## [PAGE EXCERPT]
+++

A trivial series of coincidences led to me wanting to create a simple, Ruby based, copyfree licensed tool for changing the encodings used for filenames.


The executable command line utility cmv is simple enough to use. To change the names of all files in the current directory from UTF-8 to 8-bit ASCII, without any chance of a filename overwriting an existing file (including possibly multiple files being written to the same filename after transcoding filenames):

cmv -nf UTF-8 -t ASCII-8BIT *

The -n option is "noclobber" (thus using numbers at the ends of filenames to avoid files overwriting each other; default behavior simply overwrites existing files, just like mv would on standard Unix systems), the -f is "from" (the source encoding), and -t is "to" (the target encoding). The program tries to set sensible defaults for from and to, but they will both probably end up with the same encoding if you do not specify an encoding for at least one of the two.

If you are not sure how to specify an encoding, a list of supported encodings can be displayed with the -l option. It is likely to be long; you may want to pipe the output to a pager such as less, or narrow down the displayed output by piping it to a grep command.

Use the --help or -h option to learn more about how to use cmv.

+++

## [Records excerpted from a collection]
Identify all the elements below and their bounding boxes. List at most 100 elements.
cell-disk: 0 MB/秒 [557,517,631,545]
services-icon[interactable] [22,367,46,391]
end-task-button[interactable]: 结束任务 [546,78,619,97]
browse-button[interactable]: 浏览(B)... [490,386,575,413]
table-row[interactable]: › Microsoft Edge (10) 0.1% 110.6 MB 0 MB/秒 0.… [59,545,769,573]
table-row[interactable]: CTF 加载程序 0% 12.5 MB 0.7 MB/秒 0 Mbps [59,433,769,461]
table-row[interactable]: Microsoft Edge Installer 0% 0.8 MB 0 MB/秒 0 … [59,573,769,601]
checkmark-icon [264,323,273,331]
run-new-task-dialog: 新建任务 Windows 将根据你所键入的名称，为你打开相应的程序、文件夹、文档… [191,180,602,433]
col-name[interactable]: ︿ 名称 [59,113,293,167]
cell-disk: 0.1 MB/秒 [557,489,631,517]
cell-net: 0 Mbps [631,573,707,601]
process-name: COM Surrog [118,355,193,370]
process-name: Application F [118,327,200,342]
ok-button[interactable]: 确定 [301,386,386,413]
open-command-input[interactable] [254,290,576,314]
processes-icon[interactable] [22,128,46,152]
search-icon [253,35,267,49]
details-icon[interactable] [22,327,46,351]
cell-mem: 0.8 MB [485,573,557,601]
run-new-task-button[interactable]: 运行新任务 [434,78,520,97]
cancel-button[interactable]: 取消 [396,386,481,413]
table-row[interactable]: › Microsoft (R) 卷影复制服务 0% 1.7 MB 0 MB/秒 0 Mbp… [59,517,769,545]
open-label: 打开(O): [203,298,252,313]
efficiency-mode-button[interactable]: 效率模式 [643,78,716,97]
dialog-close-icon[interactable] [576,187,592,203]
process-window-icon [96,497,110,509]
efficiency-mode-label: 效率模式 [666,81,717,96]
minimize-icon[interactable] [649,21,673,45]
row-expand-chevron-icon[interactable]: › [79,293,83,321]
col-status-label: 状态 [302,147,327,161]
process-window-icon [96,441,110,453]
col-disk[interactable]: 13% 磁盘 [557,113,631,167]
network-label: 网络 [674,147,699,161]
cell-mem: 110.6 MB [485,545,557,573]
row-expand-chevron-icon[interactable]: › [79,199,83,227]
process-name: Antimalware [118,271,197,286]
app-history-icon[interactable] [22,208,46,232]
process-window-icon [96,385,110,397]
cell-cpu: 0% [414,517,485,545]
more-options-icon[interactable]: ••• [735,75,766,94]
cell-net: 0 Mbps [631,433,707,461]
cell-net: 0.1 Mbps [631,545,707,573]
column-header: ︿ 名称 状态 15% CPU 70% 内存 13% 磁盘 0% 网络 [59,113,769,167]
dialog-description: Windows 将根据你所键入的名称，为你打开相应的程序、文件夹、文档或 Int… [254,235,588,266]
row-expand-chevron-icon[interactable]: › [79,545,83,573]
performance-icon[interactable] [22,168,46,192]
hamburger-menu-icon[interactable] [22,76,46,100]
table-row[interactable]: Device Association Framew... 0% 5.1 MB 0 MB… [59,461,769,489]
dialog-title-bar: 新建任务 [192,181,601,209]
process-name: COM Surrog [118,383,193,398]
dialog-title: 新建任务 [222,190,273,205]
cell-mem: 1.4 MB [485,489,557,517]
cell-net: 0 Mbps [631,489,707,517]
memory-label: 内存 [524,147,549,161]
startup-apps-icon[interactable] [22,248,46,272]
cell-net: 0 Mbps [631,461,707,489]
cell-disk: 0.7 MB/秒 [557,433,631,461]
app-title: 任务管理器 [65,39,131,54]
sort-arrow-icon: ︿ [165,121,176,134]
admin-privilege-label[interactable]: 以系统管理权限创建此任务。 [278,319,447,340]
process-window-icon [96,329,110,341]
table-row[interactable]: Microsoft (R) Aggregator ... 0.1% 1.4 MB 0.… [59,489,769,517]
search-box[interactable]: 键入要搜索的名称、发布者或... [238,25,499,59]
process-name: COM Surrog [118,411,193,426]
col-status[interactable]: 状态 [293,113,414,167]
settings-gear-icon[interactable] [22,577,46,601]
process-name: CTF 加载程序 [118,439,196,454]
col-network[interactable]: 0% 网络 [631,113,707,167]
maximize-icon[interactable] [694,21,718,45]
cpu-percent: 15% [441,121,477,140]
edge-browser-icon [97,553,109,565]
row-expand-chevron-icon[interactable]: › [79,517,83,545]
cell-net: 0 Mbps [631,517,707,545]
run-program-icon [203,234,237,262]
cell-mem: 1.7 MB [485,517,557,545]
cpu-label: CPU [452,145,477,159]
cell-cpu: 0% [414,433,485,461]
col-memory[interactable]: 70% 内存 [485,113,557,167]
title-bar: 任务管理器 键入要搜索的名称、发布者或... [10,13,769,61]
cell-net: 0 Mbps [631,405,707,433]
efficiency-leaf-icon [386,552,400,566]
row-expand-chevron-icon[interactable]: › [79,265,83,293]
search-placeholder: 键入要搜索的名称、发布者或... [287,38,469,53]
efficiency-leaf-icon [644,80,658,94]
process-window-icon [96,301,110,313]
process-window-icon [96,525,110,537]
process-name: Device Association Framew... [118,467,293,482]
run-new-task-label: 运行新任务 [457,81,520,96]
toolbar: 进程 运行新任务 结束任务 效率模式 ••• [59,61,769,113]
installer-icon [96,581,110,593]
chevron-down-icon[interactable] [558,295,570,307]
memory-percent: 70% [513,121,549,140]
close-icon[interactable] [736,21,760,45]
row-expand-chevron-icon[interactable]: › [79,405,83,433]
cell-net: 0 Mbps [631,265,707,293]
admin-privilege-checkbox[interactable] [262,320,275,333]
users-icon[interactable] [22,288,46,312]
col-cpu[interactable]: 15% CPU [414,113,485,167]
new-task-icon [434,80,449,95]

+++

## [ABOUT THIS TASK]
Update everything in the cmv text from "cmv -nf UTF-8" down to "a grep command.", substituting "text viewer" for "pager". Rely only on the text when completing what is asked.

## [TASK RESULT]
cmv -nf UTF-8 -t ASCII-8BIT *

The -n option is "noclobber" (thus using numbers at the ends of filenames to avoid files overwriting each other; default behavior simply overwrites existing files, just like mv would on standard Unix systems), the -f is "from" (the source encoding), and -t is "to" (the target encoding). The program tries to set sensible defaults for from and to, but they will both probably end up with the same encoding if you do not specify an encoding for at least one of the two.

If you are not sure how to specify an encoding, a list of supported encodings can be displayed with the -l option. It is likely to be long; you may want to pipe the output to a text viewer such as less, or narrow down the displayed output by piping it to a grep command.